● AIM OF THE TASK
Copy every entry exactly as given, minus the images.

● RECORDS TO USE
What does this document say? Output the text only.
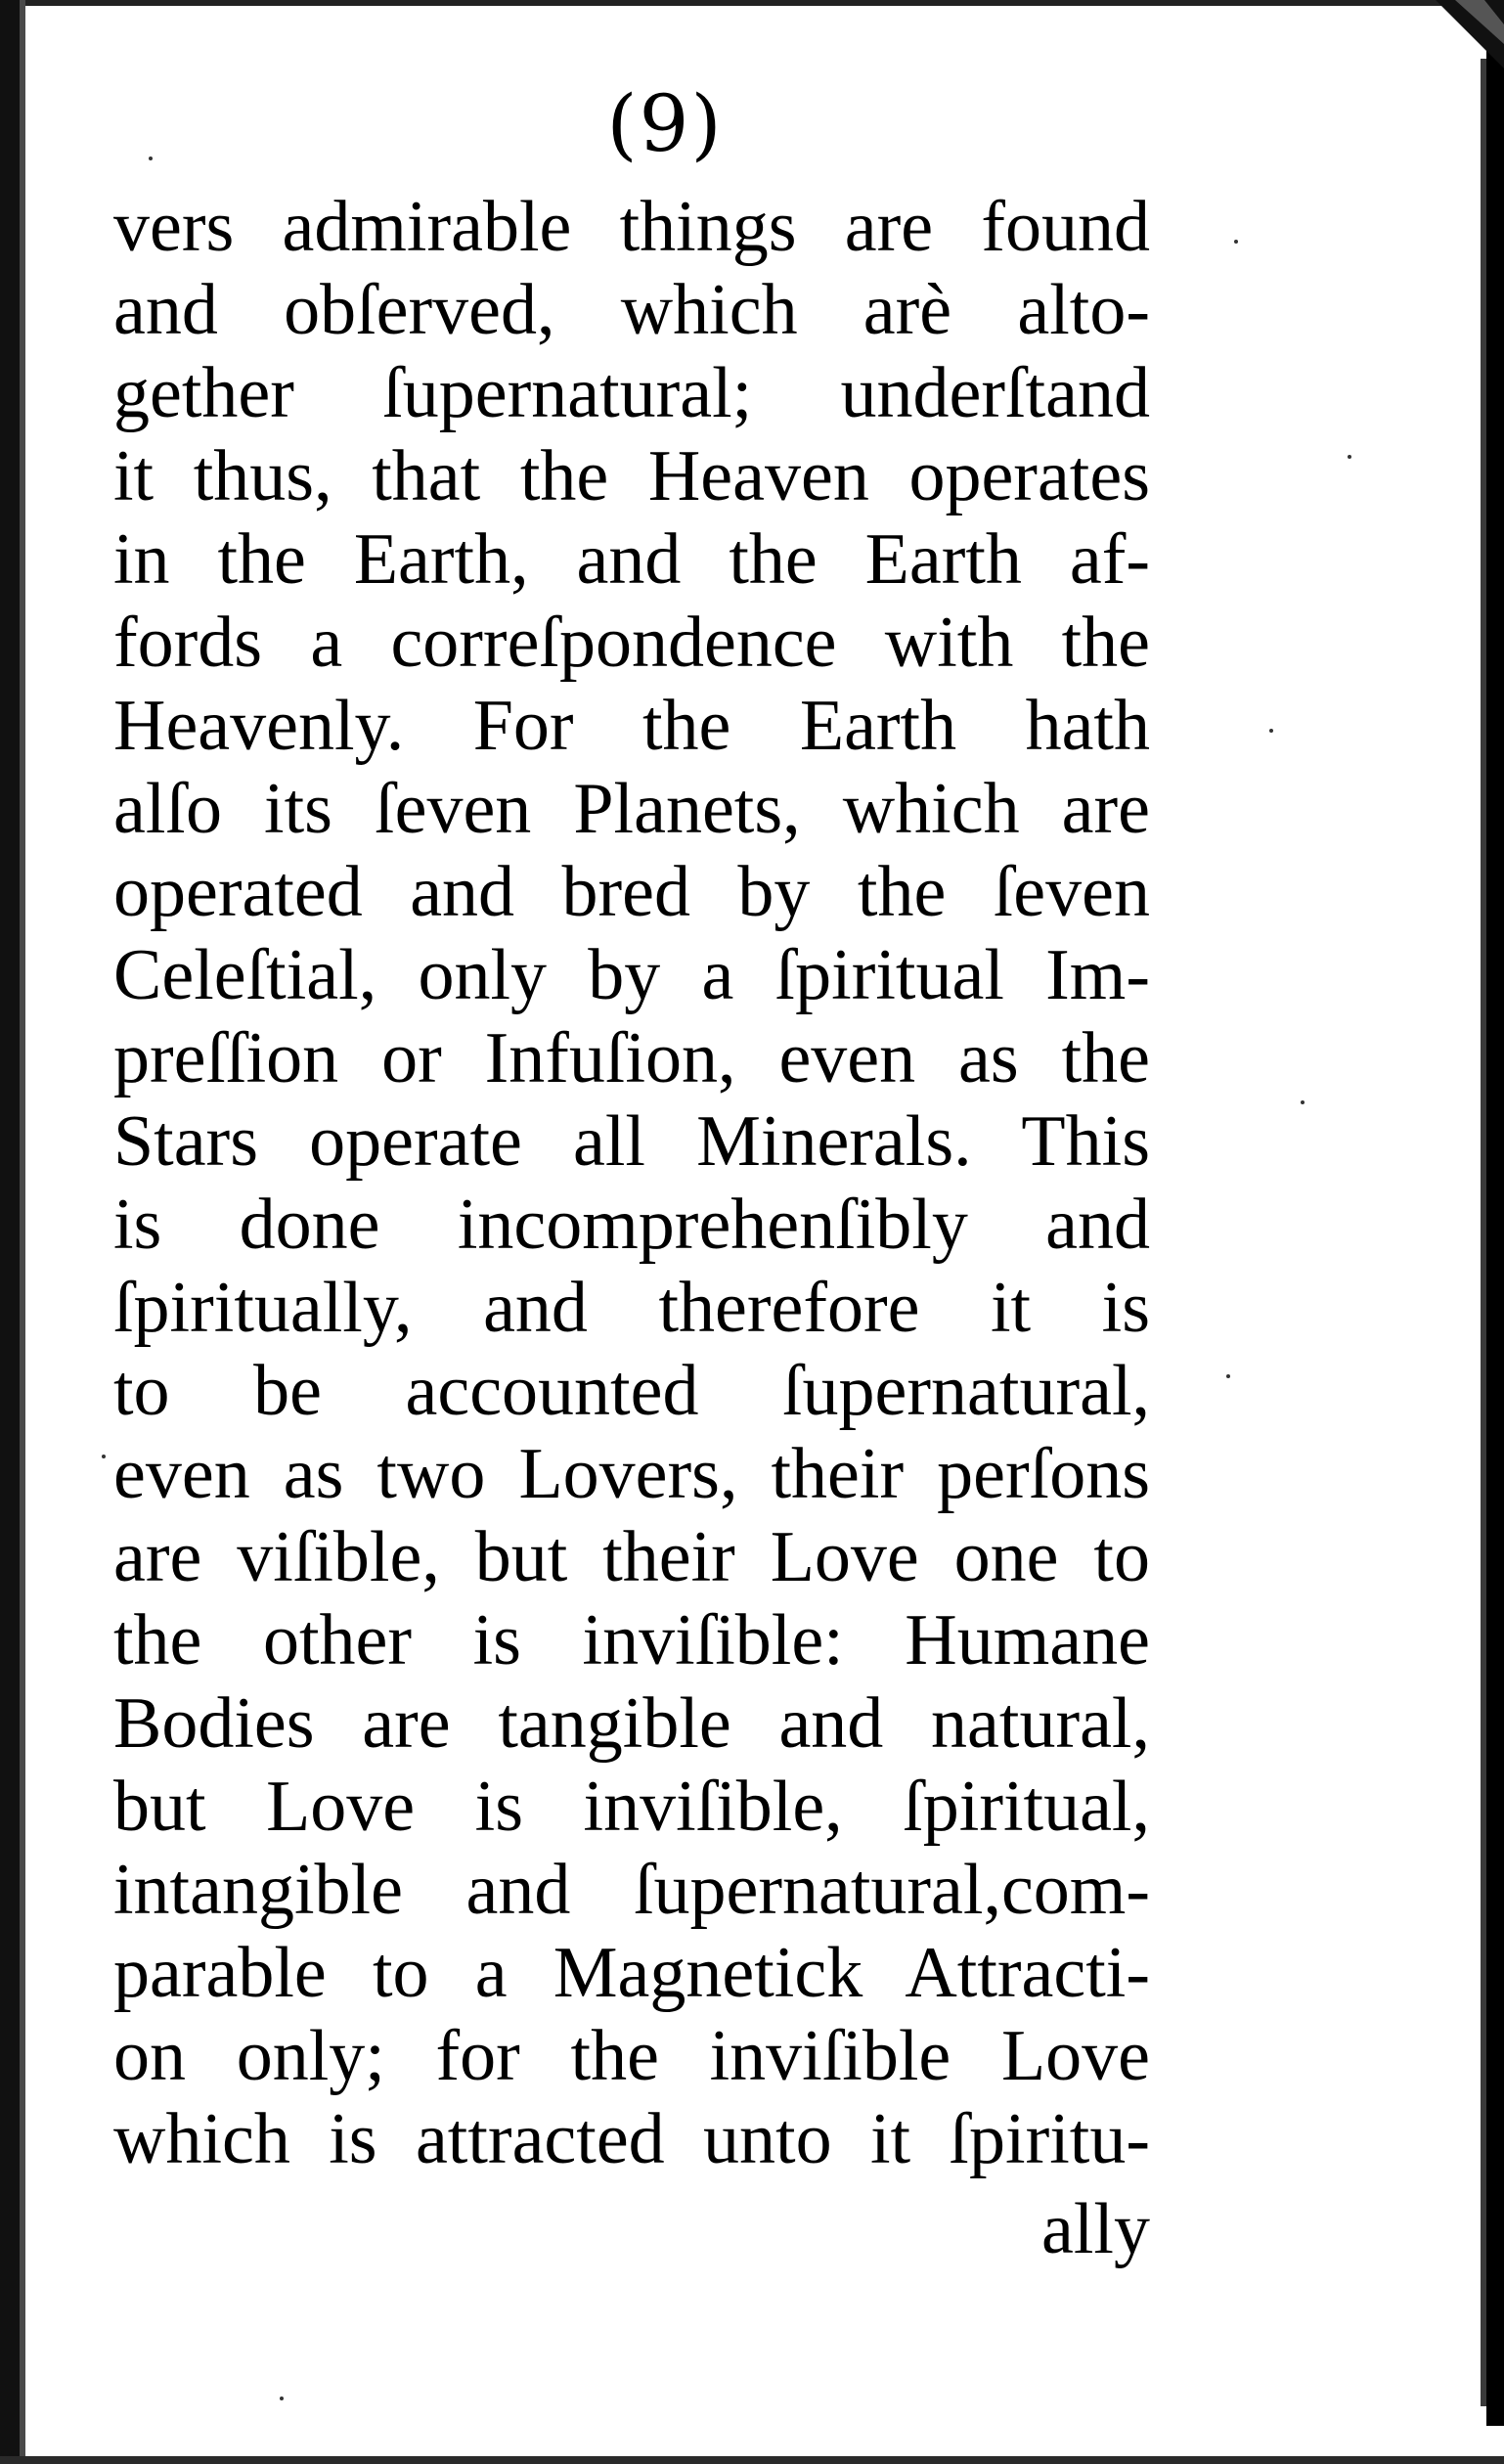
(9)
vers admirable things are found
and obſerved, which arè alto-
gether ſupernatural; underſtand
it thus, that the Heaven operates
in the Earth, and the Earth af-
fords a correſpondence with the
Heavenly. For the Earth hath
alſo its ſeven Planets, which are
operated and bred by the ſeven
Celeſtial, only by a ſpiritual Im-
preſſion or Infuſion, even as the
Stars operate all Minerals. This
is done incomprehenſibly and
ſpiritually, and therefore it is
to be accounted ſupernatural,
even as two Lovers, their perſons
are viſible, but their Love one to
the other is inviſible: Humane
Bodies are tangible and natural,
but Love is inviſible, ſpiritual,
intangible and ſupernatural,com-
parable to a Magnetick Attracti-
on only; for the inviſible Love
which is attracted unto it ſpiritu-
ally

● WORKED SOLUTION
What does this document say? Output the text only.
(9)
vers admirable things are found
and obſerved, which arè alto-
gether ſupernatural; underſtand
it thus, that the Heaven operates
in the Earth, and the Earth af-
fords a correſpondence with the
Heavenly. For the Earth hath
alſo its ſeven Planets, which are
operated and bred by the ſeven
Celeſtial, only by a ſpiritual Im-
preſſion or Infuſion, even as the
Stars operate all Minerals. This
is done incomprehenſibly and
ſpiritually, and therefore it is
to be accounted ſupernatural,
even as two Lovers, their perſons
are viſible, but their Love one to
the other is inviſible: Humane
Bodies are tangible and natural,
but Love is inviſible, ſpiritual,
intangible and ſupernatural,com-
parable to a Magnetick Attracti-
on only; for the inviſible Love
which is attracted unto it ſpiritu-
ally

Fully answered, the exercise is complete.